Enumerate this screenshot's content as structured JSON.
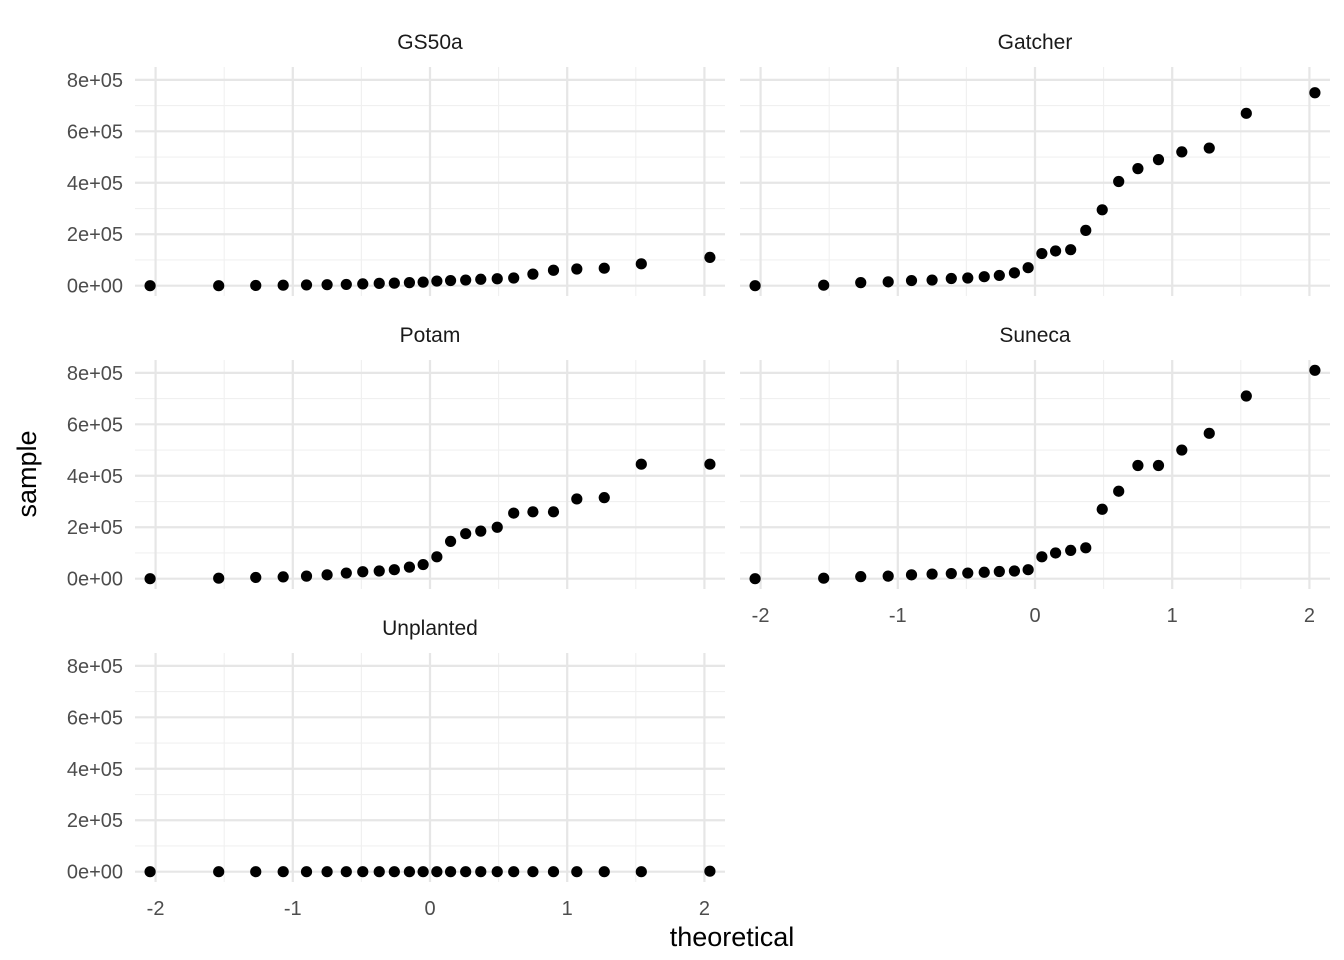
{
  "chart_data": {
    "type": "scatter",
    "xlabel": "theoretical",
    "ylabel": "sample",
    "xlim": [
      -2.15,
      2.15
    ],
    "ylim": [
      -40000,
      850000
    ],
    "x_ticks": [
      -2,
      -1,
      0,
      1,
      2
    ],
    "x_tick_labels": [
      "-2",
      "-1",
      "0",
      "1",
      "2"
    ],
    "y_ticks": [
      0,
      200000,
      400000,
      600000,
      800000
    ],
    "y_tick_labels": [
      "0e+00",
      "2e+05",
      "4e+05",
      "6e+05",
      "8e+05"
    ],
    "grid": true,
    "theoretical": [
      -2.04,
      -1.54,
      -1.27,
      -1.07,
      -0.9,
      -0.75,
      -0.61,
      -0.49,
      -0.37,
      -0.26,
      -0.15,
      -0.05,
      0.05,
      0.15,
      0.26,
      0.37,
      0.49,
      0.61,
      0.75,
      0.9,
      1.07,
      1.27,
      1.54,
      2.04
    ],
    "panels": [
      {
        "name": "GS50a",
        "values": [
          0,
          0,
          1000,
          2000,
          3000,
          4000,
          5000,
          7000,
          9000,
          10000,
          12000,
          14000,
          18000,
          20000,
          22000,
          25000,
          27000,
          30000,
          45000,
          60000,
          65000,
          68000,
          85000,
          110000
        ]
      },
      {
        "name": "Gatcher",
        "values": [
          0,
          2000,
          12000,
          15000,
          20000,
          22000,
          28000,
          30000,
          35000,
          40000,
          50000,
          70000,
          125000,
          135000,
          140000,
          215000,
          295000,
          405000,
          455000,
          490000,
          520000,
          535000,
          670000,
          750000
        ]
      },
      {
        "name": "Potam",
        "values": [
          0,
          2000,
          5000,
          7000,
          10000,
          15000,
          22000,
          27000,
          30000,
          35000,
          45000,
          55000,
          85000,
          145000,
          175000,
          185000,
          200000,
          255000,
          260000,
          260000,
          310000,
          315000,
          445000,
          445000
        ]
      },
      {
        "name": "Suneca",
        "values": [
          0,
          2000,
          8000,
          10000,
          15000,
          18000,
          20000,
          22000,
          25000,
          28000,
          30000,
          35000,
          85000,
          100000,
          110000,
          120000,
          270000,
          340000,
          440000,
          440000,
          500000,
          565000,
          710000,
          810000
        ]
      },
      {
        "name": "Unplanted",
        "values": [
          0,
          0,
          0,
          0,
          0,
          0,
          0,
          0,
          0,
          0,
          0,
          0,
          0,
          0,
          0,
          0,
          0,
          0,
          0,
          0,
          0,
          0,
          0,
          2000
        ]
      }
    ]
  }
}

#####

• What the task requires
Take the listing above and restate it word for word, without its pictures.

• Exercise response
Enumerate this screenshot's content as structured JSON.
{
  "chart_data": {
    "type": "scatter",
    "xlabel": "theoretical",
    "ylabel": "sample",
    "xlim": [
      -2.15,
      2.15
    ],
    "ylim": [
      -40000,
      850000
    ],
    "x_ticks": [
      -2,
      -1,
      0,
      1,
      2
    ],
    "x_tick_labels": [
      "-2",
      "-1",
      "0",
      "1",
      "2"
    ],
    "y_ticks": [
      0,
      200000,
      400000,
      600000,
      800000
    ],
    "y_tick_labels": [
      "0e+00",
      "2e+05",
      "4e+05",
      "6e+05",
      "8e+05"
    ],
    "grid": true,
    "theoretical": [
      -2.04,
      -1.54,
      -1.27,
      -1.07,
      -0.9,
      -0.75,
      -0.61,
      -0.49,
      -0.37,
      -0.26,
      -0.15,
      -0.05,
      0.05,
      0.15,
      0.26,
      0.37,
      0.49,
      0.61,
      0.75,
      0.9,
      1.07,
      1.27,
      1.54,
      2.04
    ],
    "panels": [
      {
        "name": "GS50a",
        "values": [
          0,
          0,
          1000,
          2000,
          3000,
          4000,
          5000,
          7000,
          9000,
          10000,
          12000,
          14000,
          18000,
          20000,
          22000,
          25000,
          27000,
          30000,
          45000,
          60000,
          65000,
          68000,
          85000,
          110000
        ]
      },
      {
        "name": "Gatcher",
        "values": [
          0,
          2000,
          12000,
          15000,
          20000,
          22000,
          28000,
          30000,
          35000,
          40000,
          50000,
          70000,
          125000,
          135000,
          140000,
          215000,
          295000,
          405000,
          455000,
          490000,
          520000,
          535000,
          670000,
          750000
        ]
      },
      {
        "name": "Potam",
        "values": [
          0,
          2000,
          5000,
          7000,
          10000,
          15000,
          22000,
          27000,
          30000,
          35000,
          45000,
          55000,
          85000,
          145000,
          175000,
          185000,
          200000,
          255000,
          260000,
          260000,
          310000,
          315000,
          445000,
          445000
        ]
      },
      {
        "name": "Suneca",
        "values": [
          0,
          2000,
          8000,
          10000,
          15000,
          18000,
          20000,
          22000,
          25000,
          28000,
          30000,
          35000,
          85000,
          100000,
          110000,
          120000,
          270000,
          340000,
          440000,
          440000,
          500000,
          565000,
          710000,
          810000
        ]
      },
      {
        "name": "Unplanted",
        "values": [
          0,
          0,
          0,
          0,
          0,
          0,
          0,
          0,
          0,
          0,
          0,
          0,
          0,
          0,
          0,
          0,
          0,
          0,
          0,
          0,
          0,
          0,
          0,
          2000
        ]
      }
    ]
  }
}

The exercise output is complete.